Exercise goal:
Reproduce the data exactly.

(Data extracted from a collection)
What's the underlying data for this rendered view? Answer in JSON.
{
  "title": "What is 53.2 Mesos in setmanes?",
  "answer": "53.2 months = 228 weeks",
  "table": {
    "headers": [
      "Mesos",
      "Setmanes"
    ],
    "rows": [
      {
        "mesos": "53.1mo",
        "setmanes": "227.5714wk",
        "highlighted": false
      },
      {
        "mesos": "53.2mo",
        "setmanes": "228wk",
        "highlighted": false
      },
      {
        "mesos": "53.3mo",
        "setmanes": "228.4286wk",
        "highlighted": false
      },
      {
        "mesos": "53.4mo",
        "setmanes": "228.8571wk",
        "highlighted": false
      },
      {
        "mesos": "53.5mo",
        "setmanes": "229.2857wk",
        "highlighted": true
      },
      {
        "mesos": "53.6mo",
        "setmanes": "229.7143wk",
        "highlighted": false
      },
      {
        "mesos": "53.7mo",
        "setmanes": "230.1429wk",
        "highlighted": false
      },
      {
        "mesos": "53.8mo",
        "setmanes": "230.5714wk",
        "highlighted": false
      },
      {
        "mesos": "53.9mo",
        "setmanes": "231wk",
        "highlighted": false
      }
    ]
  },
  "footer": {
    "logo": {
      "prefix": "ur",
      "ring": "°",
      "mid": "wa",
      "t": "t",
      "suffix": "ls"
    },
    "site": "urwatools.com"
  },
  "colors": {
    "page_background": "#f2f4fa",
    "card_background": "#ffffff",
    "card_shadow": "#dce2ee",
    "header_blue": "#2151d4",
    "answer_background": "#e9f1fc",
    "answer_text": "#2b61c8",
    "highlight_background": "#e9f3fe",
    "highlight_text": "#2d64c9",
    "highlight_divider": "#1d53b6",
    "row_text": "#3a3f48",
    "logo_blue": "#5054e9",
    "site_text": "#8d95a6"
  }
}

Solved exercise:
What's the underlying data for this rendered view? Answer in JSON.
{
  "title": "What is 53.2 Mesos in setmanes?",
  "answer": "53.2 months = 228 weeks",
  "table": {
    "headers": [
      "Mesos",
      "Setmanes"
    ],
    "rows": [
      {
        "mesos": "53.1mo",
        "setmanes": "227.5714wk",
        "highlighted": false
      },
      {
        "mesos": "53.2mo",
        "setmanes": "228wk",
        "highlighted": false
      },
      {
        "mesos": "53.3mo",
        "setmanes": "228.4286wk",
        "highlighted": false
      },
      {
        "mesos": "53.4mo",
        "setmanes": "228.8571wk",
        "highlighted": false
      },
      {
        "mesos": "53.5mo",
        "setmanes": "229.2857wk",
        "highlighted": true
      },
      {
        "mesos": "53.6mo",
        "setmanes": "229.7143wk",
        "highlighted": false
      },
      {
        "mesos": "53.7mo",
        "setmanes": "230.1429wk",
        "highlighted": false
      },
      {
        "mesos": "53.8mo",
        "setmanes": "230.5714wk",
        "highlighted": false
      },
      {
        "mesos": "53.9mo",
        "setmanes": "231wk",
        "highlighted": false
      }
    ]
  },
  "footer": {
    "logo": {
      "prefix": "ur",
      "ring": "°",
      "mid": "wa",
      "t": "t",
      "suffix": "ls"
    },
    "site": "urwatools.com"
  },
  "colors": {
    "page_background": "#f2f4fa",
    "card_background": "#ffffff",
    "card_shadow": "#dce2ee",
    "header_blue": "#2151d4",
    "answer_background": "#e9f1fc",
    "answer_text": "#2b61c8",
    "highlight_background": "#e9f3fe",
    "highlight_text": "#2d64c9",
    "highlight_divider": "#1d53b6",
    "row_text": "#3a3f48",
    "logo_blue": "#5054e9",
    "site_text": "#8d95a6"
  }
}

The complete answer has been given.